[What the task requires] Quote, without change, all of the lines that follow.

[Input for this task]
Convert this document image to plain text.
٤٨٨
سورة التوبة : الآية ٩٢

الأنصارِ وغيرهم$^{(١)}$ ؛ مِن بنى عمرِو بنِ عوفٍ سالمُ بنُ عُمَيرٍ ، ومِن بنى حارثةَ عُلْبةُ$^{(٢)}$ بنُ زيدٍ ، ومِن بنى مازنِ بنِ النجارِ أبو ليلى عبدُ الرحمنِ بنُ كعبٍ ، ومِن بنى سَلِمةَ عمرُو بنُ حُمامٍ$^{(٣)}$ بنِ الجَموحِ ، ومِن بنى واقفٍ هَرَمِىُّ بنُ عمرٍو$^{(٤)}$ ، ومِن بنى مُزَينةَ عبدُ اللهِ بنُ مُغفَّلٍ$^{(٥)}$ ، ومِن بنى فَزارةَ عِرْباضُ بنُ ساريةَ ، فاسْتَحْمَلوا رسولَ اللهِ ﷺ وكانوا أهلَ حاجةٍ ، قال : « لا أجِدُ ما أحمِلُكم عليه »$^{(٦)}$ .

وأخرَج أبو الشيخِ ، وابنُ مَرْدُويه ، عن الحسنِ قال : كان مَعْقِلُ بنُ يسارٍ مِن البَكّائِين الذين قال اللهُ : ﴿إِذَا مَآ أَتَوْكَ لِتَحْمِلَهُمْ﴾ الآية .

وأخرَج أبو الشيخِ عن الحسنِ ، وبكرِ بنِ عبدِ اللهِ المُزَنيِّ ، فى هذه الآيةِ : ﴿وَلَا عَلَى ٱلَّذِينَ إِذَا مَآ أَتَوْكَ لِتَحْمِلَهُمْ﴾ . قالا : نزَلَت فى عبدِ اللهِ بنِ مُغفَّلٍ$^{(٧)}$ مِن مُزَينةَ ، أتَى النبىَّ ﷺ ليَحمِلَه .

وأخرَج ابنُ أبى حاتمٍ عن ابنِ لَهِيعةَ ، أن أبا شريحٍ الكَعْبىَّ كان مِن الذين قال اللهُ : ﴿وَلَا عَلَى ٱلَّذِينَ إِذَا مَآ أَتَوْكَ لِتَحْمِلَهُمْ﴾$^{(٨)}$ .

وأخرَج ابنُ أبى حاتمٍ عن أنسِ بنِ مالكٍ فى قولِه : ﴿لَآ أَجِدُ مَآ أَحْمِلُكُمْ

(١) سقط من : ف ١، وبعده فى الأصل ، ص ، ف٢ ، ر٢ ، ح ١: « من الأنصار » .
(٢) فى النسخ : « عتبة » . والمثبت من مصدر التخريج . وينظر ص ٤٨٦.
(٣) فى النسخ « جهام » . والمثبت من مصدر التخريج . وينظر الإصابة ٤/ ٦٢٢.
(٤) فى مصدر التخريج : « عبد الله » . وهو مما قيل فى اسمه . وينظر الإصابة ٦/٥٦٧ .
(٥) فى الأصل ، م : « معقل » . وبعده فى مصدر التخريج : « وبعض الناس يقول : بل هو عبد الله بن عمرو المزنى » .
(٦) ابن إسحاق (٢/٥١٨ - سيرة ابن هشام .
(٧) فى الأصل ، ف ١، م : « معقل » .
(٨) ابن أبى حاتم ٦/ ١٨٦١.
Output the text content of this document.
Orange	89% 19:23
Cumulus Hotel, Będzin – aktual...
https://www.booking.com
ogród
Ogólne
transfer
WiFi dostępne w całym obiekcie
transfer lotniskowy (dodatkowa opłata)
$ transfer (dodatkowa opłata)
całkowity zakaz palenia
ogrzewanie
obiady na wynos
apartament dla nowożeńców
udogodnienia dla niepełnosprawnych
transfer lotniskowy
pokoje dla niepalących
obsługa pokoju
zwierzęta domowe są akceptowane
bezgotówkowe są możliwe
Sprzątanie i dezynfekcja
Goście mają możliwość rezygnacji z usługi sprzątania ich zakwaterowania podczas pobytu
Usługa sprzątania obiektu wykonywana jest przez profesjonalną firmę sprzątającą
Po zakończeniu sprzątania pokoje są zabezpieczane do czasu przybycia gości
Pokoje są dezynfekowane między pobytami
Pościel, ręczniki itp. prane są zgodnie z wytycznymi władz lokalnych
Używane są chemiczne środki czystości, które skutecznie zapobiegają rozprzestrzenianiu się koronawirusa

[Result of the exercise]
Convert this document image to plain text.
٤٨٨
سورة التوبة : الآية ٩٢

الأنصارِ وغيرهم$^{(١)}$ ؛ مِن بنى عمرِو بنِ عوفٍ سالمُ بنُ عُمَيرٍ ، ومِن بنى حارثةَ عُلْبةُ$^{(٢)}$ بنُ زيدٍ ، ومِن بنى مازنِ بنِ النجارِ أبو ليلى عبدُ الرحمنِ بنُ كعبٍ ، ومِن بنى سَلِمةَ عمرُو بنُ حُمامٍ$^{(٣)}$ بنِ الجَموحِ ، ومِن بنى واقفٍ هَرَمِىُّ بنُ عمرٍو$^{(٤)}$ ، ومِن بنى مُزَينةَ عبدُ اللهِ بنُ مُغفَّلٍ$^{(٥)}$ ، ومِن بنى فَزارةَ عِرْباضُ بنُ ساريةَ ، فاسْتَحْمَلوا رسولَ اللهِ ﷺ وكانوا أهلَ حاجةٍ ، قال : « لا أجِدُ ما أحمِلُكم عليه »$^{(٦)}$ .

وأخرَج أبو الشيخِ ، وابنُ مَرْدُويه ، عن الحسنِ قال : كان مَعْقِلُ بنُ يسارٍ مِن البَكّائِين الذين قال اللهُ : ﴿إِذَا مَآ أَتَوْكَ لِتَحْمِلَهُمْ﴾ الآية .

وأخرَج أبو الشيخِ عن الحسنِ ، وبكرِ بنِ عبدِ اللهِ المُزَنيِّ ، فى هذه الآيةِ : ﴿وَلَا عَلَى ٱلَّذِينَ إِذَا مَآ أَتَوْكَ لِتَحْمِلَهُمْ﴾ . قالا : نزَلَت فى عبدِ اللهِ بنِ مُغفَّلٍ$^{(٧)}$ مِن مُزَينةَ ، أتَى النبىَّ ﷺ ليَحمِلَه .

وأخرَج ابنُ أبى حاتمٍ عن ابنِ لَهِيعةَ ، أن أبا شريحٍ الكَعْبىَّ كان مِن الذين قال اللهُ : ﴿وَلَا عَلَى ٱلَّذِينَ إِذَا مَآ أَتَوْكَ لِتَحْمِلَهُمْ﴾$^{(٨)}$ .

وأخرَج ابنُ أبى حاتمٍ عن أنسِ بنِ مالكٍ فى قولِه : ﴿لَآ أَجِدُ مَآ أَحْمِلُكُمْ

(١) سقط من : ف ١، وبعده فى الأصل ، ص ، ف٢ ، ر٢ ، ح ١: « من الأنصار » .
(٢) فى النسخ : « عتبة » . والمثبت من مصدر التخريج . وينظر ص ٤٨٦.
(٣) فى النسخ « جهام » . والمثبت من مصدر التخريج . وينظر الإصابة ٤/ ٦٢٢.
(٤) فى مصدر التخريج : « عبد الله » . وهو مما قيل فى اسمه . وينظر الإصابة ٦/٥٦٧ .
(٥) فى الأصل ، م : « معقل » . وبعده فى مصدر التخريج : « وبعض الناس يقول : بل هو عبد الله بن عمرو المزنى » .
(٦) ابن إسحاق (٢/٥١٨ - سيرة ابن هشام .
(٧) فى الأصل ، ف ١، م : « معقل » .
(٨) ابن أبى حاتم ٦/ ١٨٦١.
Output the text content of this document.
Orange	89% 19:23
Cumulus Hotel, Będzin – aktual...
https://www.booking.com
ogród
Ogólne
transfer
WiFi dostępne w całym obiekcie
transfer lotniskowy (dodatkowa opłata)
$ transfer (dodatkowa opłata)
całkowity zakaz palenia
ogrzewanie
obiady na wynos
apartament dla nowożeńców
udogodnienia dla niepełnosprawnych
transfer lotniskowy
pokoje dla niepalących
obsługa pokoju
zwierzęta domowe są akceptowane
bezgotówkowe są możliwe
Sprzątanie i dezynfekcja
Goście mają możliwość rezygnacji z usługi sprzątania ich zakwaterowania podczas pobytu
Usługa sprzątania obiektu wykonywana jest przez profesjonalną firmę sprzątającą
Po zakończeniu sprzątania pokoje są zabezpieczane do czasu przybycia gości
Pokoje są dezynfekowane między pobytami
Pościel, ręczniki itp. prane są zgodnie z wytycznymi władz lokalnych
Używane są chemiczne środki czystości, które skutecznie zapobiegają rozprzestrzenianiu się koronawirusa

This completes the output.